After a bit, we were told to write down what we remembered. I didn't need a baby-themed prize, so I kept quiet when the scoring was over and those with perfect scores were asked to identify themselves. An excited friend of Nita's carried off a pink-ribboned prize. Around me I could hear mutters of, "I don't have a good memory." "I only got six right." "I'm embarassed to say how many I remembered."

Wait a minute, I thought. These are a bunch of doctors. Nearly everyone in this room has gone to medical school. Even Nita, after passing the bar, took a bunch of pre-med courses to prove to her father that she could do it.

One thing all medical students have to do is memorize obscene amounts of information. Histology, gross anatomy, neuroanatomy, pharmacology, pathology, all crammed with lists...one worse than another. The devices are classic and legendary: for the twelve cranial nerves, for example, Olfactory, Optic, Oculormotor, Trochlear, Trigeminal, Abduceans, Facial, Auditory, Glosspharyngeal, Vagus, (Spinal) Accessory, and Hypoglossal, a common mnemonic is "On Old Olympus Towering Tops A Finn and German Viewed Some Hops." (Alternatively, "Oh, Oh, Oh, To Touch And Feel Virgin Girl's Vagina And Hymen!")

Or, to develop a consistent differential diagnosis in a clinical environment, try MINT CANDY:
Metabolic
Infectious
Neoplastic
Trauma

Collagen vascular disease
Allergies
N'ything else
Drugs
Youth (congenital).

Systems for memorizing are numerous. They've been around for thousands of years. The Method of Loci is attributed to Simonides of Ceos, which makes it around 2500 years old. It consists of imagining a set of rooms through which you move, and attributing to each item you want to memorize a striking and unusual image--the more bizarre, the better. To recall the information, you imagine yourself moving through the rooms, looking at the objects within. Sounds too unbelievably complicated to work, but it does, like a charm.

> **Exercise prompt**: Please write out the part of the memorization text starting at "Wait a minute, I" and ending at "could do it.".

> **Dataset extract**:
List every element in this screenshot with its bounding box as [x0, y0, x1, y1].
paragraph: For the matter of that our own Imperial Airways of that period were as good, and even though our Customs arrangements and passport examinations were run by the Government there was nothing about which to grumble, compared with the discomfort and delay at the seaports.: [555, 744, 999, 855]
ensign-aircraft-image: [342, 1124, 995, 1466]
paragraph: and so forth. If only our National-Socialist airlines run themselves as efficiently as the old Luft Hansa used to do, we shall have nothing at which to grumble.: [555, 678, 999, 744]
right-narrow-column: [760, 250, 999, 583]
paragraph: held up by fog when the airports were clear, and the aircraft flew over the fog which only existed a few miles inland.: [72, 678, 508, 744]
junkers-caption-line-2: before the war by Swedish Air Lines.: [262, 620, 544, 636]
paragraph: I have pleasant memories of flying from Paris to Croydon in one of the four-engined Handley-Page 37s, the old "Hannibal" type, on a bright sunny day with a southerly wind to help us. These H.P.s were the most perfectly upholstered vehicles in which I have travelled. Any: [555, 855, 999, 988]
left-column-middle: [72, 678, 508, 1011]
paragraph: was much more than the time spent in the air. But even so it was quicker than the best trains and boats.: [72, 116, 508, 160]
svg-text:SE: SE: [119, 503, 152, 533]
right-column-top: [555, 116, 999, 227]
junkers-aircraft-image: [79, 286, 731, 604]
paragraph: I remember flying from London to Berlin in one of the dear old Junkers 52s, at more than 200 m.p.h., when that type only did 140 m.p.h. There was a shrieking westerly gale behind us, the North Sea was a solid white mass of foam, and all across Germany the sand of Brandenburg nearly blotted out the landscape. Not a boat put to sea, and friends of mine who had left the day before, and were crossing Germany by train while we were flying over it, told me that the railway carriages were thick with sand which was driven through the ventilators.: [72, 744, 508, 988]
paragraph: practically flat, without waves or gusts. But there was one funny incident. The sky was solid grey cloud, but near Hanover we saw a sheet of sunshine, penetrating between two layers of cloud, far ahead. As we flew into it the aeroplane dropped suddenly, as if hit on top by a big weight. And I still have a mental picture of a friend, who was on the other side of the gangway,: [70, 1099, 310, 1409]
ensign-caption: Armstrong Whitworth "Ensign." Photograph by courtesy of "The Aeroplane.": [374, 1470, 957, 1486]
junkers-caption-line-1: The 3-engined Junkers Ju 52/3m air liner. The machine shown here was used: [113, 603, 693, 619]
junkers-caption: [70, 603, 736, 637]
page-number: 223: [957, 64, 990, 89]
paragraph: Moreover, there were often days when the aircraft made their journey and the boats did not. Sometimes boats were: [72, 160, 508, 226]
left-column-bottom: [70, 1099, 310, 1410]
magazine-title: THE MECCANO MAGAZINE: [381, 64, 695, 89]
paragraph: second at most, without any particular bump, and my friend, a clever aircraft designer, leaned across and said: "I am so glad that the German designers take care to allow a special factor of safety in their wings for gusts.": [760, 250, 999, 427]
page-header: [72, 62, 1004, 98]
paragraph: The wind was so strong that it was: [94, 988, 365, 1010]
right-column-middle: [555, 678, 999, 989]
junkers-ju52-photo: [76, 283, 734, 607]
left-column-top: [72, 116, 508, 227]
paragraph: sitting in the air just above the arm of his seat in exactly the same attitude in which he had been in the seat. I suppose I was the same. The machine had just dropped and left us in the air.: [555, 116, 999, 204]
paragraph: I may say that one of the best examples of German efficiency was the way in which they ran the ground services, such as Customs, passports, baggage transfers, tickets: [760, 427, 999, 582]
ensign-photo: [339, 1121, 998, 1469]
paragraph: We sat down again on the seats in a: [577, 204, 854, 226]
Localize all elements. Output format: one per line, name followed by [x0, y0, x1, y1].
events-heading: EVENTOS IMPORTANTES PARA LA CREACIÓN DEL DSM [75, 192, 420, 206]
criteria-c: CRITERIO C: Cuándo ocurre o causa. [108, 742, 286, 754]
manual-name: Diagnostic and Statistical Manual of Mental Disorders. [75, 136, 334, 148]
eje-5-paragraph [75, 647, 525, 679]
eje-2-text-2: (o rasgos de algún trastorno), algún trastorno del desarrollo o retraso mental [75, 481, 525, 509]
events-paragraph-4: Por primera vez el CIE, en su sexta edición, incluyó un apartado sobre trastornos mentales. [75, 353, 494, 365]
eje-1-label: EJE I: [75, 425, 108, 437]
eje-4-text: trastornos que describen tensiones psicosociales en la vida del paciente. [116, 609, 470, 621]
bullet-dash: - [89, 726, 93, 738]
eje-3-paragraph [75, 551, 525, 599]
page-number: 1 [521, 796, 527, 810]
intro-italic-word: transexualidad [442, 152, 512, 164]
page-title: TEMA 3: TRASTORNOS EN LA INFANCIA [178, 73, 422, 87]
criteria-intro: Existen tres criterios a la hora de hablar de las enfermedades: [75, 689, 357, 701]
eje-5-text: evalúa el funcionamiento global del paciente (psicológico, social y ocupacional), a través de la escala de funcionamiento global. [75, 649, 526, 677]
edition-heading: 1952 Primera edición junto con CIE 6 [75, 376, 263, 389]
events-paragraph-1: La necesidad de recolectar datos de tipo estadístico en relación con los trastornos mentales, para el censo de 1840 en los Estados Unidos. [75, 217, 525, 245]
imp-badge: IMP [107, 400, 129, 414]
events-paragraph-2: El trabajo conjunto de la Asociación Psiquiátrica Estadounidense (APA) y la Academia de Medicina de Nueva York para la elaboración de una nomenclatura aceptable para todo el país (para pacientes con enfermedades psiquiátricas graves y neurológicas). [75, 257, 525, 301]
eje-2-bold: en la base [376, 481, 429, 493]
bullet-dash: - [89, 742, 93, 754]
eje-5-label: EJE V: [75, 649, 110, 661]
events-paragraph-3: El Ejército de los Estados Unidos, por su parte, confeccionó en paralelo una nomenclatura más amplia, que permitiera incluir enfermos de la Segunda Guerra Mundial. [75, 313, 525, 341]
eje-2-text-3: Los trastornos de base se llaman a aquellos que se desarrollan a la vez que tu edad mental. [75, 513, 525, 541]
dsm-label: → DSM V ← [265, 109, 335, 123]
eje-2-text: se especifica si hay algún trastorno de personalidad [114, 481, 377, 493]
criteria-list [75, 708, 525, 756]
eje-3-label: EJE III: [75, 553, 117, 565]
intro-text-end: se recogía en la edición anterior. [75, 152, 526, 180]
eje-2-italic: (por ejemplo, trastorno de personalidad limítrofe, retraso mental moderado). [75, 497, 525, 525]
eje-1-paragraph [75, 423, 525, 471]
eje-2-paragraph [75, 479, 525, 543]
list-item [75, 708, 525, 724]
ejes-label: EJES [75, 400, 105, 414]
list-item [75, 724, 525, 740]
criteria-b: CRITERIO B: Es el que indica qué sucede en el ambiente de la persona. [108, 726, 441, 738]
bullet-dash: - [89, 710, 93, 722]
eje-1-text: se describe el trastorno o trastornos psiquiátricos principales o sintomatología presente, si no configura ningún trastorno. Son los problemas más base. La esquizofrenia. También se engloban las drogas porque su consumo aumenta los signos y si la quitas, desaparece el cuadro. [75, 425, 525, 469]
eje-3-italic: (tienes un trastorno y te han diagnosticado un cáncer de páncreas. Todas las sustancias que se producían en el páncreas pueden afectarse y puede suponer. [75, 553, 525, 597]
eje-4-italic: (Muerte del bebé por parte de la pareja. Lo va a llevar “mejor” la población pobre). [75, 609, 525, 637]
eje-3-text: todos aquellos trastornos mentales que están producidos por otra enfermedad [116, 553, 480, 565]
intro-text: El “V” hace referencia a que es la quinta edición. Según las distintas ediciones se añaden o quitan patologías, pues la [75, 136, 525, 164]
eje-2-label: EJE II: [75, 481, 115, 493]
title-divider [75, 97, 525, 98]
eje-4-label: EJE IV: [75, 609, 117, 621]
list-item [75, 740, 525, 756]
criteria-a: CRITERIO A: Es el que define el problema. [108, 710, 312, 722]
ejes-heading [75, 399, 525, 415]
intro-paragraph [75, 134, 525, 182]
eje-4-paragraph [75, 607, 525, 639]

> **Task answer**:
Wait a minute, I thought. These are a bunch of doctors. Nearly everyone in this room has gone to medical school. Even Nita, after passing the bar, took a bunch of pre-med courses to prove to her father that she could do it.